(Saved entries)
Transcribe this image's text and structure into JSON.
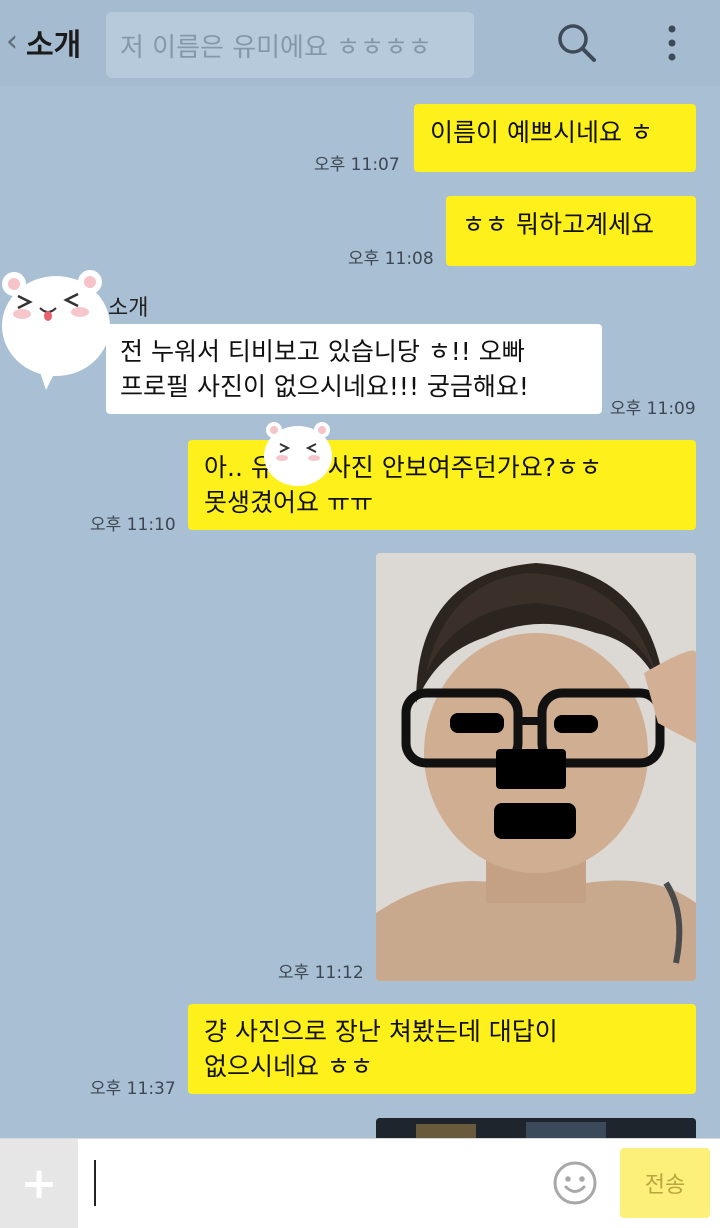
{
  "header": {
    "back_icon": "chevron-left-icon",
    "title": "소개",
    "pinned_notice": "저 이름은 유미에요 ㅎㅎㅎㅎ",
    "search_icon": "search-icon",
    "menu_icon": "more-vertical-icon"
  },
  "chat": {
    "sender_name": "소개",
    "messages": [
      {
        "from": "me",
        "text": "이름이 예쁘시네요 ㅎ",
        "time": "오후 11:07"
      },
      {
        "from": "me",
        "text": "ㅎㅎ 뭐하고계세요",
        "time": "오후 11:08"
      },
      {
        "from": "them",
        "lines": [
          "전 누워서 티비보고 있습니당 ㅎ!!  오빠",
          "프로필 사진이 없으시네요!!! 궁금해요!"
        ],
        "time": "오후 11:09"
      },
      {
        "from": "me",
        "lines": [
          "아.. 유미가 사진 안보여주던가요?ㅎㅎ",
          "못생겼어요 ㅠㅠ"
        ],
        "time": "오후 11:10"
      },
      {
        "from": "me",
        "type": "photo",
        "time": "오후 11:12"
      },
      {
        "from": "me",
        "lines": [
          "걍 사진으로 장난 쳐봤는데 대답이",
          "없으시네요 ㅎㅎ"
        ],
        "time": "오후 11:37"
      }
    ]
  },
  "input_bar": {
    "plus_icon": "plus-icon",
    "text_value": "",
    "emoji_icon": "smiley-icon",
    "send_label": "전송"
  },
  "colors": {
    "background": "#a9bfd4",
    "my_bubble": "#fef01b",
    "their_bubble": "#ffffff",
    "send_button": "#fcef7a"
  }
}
--
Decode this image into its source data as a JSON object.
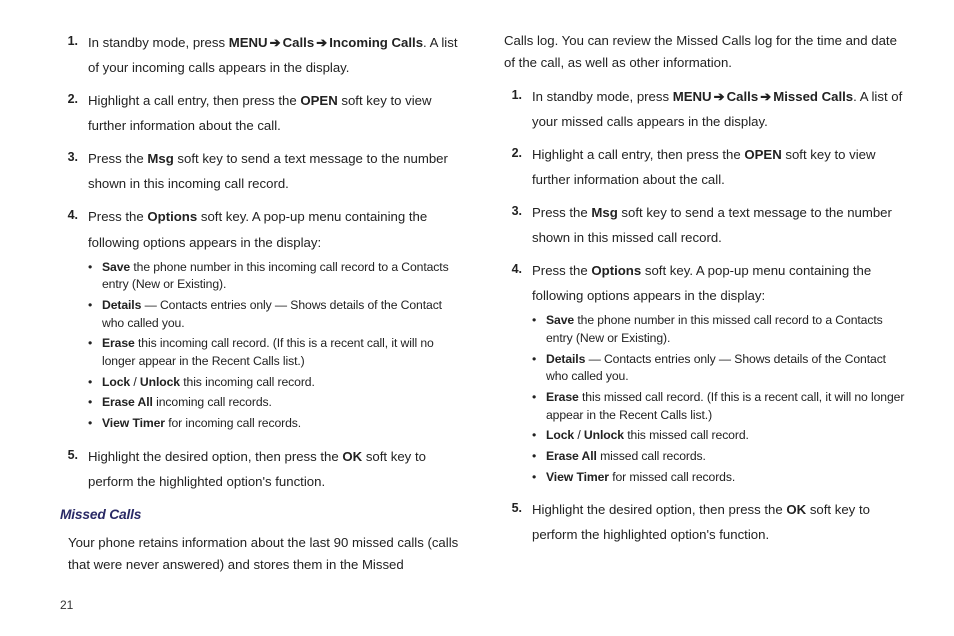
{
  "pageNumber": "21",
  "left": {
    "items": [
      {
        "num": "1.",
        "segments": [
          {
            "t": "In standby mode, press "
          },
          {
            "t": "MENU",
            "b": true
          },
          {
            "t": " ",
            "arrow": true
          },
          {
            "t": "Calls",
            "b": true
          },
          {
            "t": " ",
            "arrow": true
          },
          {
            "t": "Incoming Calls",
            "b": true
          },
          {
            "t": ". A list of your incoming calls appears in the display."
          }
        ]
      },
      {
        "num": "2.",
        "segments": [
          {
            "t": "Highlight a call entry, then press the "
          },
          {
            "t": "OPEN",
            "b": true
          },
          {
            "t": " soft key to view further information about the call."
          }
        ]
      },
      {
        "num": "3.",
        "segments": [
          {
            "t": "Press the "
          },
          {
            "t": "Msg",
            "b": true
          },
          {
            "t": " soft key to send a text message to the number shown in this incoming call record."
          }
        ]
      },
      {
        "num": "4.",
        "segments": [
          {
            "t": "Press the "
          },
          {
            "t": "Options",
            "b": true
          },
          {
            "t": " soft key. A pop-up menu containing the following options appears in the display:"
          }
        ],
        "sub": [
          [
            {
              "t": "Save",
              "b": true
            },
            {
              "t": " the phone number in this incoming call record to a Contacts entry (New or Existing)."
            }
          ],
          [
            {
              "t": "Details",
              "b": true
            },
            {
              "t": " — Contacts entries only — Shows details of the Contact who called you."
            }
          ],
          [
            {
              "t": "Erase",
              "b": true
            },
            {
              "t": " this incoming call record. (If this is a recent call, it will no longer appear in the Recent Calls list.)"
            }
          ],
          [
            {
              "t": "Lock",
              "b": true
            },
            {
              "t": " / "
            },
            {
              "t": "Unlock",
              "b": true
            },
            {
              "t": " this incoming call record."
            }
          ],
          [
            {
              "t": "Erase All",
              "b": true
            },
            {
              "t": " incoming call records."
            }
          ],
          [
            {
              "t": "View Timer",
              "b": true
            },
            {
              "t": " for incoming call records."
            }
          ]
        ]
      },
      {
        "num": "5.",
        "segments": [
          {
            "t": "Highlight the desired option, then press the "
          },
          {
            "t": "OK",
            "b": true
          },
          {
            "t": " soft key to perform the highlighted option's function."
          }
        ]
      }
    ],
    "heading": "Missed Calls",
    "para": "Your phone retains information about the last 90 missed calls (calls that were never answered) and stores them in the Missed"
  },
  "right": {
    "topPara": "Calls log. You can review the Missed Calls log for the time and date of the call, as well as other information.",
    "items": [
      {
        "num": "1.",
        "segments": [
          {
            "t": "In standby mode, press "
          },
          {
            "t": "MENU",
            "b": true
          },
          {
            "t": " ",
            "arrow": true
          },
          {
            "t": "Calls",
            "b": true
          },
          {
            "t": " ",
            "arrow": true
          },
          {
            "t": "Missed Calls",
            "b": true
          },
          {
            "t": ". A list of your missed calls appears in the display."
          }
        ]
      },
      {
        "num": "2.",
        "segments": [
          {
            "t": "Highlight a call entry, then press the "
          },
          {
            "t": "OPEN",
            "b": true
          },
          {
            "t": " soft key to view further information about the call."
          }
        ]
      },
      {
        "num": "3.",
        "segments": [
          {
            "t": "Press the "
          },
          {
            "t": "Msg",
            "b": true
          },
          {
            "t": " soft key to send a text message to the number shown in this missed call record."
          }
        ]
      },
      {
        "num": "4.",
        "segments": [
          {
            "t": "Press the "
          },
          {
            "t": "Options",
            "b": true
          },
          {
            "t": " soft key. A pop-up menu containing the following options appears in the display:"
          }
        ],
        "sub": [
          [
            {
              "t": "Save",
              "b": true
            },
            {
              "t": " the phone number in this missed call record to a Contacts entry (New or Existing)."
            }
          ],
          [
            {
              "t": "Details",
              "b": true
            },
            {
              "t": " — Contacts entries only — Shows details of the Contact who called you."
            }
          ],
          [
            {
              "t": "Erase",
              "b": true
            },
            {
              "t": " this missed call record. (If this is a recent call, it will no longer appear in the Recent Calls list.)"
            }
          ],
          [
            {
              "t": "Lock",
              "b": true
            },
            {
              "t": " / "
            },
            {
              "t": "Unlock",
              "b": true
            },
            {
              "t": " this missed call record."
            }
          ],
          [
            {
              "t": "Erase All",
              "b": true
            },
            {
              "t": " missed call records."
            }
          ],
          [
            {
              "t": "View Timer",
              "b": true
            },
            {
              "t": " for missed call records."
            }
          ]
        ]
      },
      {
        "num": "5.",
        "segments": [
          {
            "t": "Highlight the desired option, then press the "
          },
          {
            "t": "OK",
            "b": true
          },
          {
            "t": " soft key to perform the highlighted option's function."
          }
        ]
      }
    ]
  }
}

What the task asks — List the lines of the records where "Existing" occurs.

The reply —
              "t": " the phone number in this incoming call record to a Contacts entry (New or Existing)."
              "t": " the phone number in this missed call record to a Contacts entry (New or Existing)."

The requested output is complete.